:: Problem requirements ::
Report, as a bare number, how many lines of the material below contain the word "this".

-- start of Provided records --

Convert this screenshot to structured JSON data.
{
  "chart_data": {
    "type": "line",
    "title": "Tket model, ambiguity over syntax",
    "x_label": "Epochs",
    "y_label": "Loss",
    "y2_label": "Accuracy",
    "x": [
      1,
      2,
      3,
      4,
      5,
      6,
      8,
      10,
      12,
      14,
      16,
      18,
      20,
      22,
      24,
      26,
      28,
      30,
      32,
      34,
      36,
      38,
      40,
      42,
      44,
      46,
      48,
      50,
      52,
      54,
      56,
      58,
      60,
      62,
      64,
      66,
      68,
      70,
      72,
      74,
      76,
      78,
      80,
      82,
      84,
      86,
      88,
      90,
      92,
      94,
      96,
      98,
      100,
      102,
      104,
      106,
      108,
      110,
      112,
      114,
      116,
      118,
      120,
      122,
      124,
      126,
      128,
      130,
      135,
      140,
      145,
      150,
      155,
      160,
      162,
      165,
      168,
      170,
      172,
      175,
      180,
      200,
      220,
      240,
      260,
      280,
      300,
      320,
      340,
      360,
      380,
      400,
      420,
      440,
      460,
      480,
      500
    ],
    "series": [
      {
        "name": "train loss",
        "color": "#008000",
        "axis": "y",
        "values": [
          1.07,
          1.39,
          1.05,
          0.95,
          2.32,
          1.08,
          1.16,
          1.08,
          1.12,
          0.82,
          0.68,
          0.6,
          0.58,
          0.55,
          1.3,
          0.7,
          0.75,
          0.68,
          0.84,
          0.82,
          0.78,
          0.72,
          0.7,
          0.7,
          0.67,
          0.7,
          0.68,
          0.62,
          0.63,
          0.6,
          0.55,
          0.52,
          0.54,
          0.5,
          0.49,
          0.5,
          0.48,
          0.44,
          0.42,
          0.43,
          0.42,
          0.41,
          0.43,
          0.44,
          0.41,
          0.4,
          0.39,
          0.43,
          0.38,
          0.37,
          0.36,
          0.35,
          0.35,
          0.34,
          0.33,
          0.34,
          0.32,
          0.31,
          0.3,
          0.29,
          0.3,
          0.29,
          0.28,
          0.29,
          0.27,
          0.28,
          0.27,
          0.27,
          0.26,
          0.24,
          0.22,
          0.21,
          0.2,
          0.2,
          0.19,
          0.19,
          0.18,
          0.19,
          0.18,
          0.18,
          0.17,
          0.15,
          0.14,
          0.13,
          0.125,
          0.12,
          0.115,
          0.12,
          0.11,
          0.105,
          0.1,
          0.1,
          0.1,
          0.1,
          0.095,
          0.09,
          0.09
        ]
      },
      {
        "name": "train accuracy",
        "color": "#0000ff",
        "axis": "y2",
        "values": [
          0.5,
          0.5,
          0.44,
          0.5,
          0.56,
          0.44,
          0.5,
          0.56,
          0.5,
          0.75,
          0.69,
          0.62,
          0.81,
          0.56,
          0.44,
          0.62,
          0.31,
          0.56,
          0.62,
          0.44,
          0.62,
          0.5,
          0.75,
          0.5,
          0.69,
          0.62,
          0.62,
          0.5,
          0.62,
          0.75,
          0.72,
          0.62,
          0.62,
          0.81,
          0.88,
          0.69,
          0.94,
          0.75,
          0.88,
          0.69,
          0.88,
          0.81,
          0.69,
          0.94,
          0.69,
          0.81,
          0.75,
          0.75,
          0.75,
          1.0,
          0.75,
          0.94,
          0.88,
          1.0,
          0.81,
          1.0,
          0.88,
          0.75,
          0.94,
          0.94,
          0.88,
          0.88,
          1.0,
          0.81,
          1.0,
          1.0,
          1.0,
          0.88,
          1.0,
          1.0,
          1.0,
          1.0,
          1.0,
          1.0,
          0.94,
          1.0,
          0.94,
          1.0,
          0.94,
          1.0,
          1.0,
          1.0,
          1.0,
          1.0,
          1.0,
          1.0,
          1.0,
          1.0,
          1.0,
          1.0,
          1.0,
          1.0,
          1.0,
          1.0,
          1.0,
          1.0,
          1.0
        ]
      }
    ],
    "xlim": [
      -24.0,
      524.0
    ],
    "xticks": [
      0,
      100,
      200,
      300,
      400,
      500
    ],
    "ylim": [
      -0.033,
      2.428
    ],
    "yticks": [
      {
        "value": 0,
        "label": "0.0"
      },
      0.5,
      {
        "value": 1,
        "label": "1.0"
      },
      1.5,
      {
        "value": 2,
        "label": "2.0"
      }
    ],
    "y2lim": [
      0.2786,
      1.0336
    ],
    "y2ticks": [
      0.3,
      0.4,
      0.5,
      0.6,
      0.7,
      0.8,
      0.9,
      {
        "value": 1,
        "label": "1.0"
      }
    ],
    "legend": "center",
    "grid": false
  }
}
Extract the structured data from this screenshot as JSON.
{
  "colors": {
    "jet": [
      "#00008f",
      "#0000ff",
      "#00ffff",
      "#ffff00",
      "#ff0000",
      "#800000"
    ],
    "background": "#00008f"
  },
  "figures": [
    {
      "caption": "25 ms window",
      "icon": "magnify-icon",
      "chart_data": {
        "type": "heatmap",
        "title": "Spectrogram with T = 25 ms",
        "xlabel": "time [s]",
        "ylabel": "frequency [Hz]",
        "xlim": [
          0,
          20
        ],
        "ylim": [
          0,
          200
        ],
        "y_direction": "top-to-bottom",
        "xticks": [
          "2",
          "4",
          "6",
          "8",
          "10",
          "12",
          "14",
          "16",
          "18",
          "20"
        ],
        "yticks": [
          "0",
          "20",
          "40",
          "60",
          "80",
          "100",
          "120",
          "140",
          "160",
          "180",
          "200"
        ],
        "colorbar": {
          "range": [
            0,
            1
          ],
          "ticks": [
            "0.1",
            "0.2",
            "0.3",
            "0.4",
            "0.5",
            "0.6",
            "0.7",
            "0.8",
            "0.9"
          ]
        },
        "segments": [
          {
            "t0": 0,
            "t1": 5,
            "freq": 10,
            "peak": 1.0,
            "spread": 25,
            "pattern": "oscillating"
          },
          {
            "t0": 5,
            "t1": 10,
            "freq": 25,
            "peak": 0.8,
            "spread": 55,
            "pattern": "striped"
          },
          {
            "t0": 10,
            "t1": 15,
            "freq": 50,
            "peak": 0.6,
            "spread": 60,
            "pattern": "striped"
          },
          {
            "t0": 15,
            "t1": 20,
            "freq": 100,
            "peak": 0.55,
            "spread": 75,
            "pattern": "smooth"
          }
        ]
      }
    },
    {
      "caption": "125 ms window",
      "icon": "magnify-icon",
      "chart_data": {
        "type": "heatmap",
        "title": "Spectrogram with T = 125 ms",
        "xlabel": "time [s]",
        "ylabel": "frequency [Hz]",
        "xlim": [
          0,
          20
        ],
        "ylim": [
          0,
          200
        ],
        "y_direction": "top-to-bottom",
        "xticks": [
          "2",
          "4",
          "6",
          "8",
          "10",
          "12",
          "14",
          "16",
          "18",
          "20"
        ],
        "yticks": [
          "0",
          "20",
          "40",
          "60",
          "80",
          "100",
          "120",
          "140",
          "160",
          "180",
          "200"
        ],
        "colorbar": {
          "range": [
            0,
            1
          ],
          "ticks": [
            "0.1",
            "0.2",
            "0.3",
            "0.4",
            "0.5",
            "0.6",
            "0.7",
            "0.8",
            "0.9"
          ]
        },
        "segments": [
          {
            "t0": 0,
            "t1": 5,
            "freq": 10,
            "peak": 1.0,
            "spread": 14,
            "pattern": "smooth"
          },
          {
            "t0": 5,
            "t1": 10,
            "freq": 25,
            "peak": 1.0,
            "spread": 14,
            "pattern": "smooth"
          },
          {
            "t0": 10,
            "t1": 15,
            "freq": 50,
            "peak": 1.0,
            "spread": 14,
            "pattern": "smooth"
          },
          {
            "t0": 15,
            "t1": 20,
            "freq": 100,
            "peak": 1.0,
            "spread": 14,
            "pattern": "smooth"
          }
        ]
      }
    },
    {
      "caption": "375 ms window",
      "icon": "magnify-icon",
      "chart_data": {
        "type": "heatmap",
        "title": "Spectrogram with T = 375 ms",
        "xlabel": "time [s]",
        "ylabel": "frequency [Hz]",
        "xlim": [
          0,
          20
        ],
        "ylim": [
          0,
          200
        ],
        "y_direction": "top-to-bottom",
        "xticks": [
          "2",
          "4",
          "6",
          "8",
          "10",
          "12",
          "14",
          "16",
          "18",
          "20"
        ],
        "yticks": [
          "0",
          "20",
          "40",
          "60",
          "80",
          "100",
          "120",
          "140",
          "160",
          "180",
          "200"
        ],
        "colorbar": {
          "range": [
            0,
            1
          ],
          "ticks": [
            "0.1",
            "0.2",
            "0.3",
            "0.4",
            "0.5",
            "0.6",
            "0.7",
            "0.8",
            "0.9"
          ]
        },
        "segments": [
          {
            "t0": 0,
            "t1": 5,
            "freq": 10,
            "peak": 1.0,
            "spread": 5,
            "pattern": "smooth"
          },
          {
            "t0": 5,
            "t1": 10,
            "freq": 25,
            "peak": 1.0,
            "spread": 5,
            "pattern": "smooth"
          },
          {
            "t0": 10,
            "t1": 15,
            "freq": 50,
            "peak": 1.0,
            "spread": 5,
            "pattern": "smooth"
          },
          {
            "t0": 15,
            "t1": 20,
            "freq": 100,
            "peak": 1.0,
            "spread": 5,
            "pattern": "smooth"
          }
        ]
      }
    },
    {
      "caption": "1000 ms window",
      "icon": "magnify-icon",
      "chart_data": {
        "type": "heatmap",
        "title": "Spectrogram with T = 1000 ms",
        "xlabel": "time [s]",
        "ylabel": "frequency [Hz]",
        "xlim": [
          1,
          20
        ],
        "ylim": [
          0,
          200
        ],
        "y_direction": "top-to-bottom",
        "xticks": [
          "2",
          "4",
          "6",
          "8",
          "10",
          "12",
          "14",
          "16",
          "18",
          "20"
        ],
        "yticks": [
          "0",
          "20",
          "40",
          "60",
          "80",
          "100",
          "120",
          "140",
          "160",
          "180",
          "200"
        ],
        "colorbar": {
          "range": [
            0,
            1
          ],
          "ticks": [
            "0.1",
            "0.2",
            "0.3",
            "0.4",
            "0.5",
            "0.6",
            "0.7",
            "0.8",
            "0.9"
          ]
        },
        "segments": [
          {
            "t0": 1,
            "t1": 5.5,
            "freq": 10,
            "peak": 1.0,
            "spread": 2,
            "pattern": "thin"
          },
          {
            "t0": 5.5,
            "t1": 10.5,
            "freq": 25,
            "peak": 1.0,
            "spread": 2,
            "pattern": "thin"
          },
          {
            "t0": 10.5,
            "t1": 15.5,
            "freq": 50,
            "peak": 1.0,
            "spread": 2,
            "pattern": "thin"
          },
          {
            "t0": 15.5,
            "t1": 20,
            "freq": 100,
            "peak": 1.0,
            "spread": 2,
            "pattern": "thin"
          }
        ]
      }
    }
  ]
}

-- end of Provided records --

:: Exercise result ::
2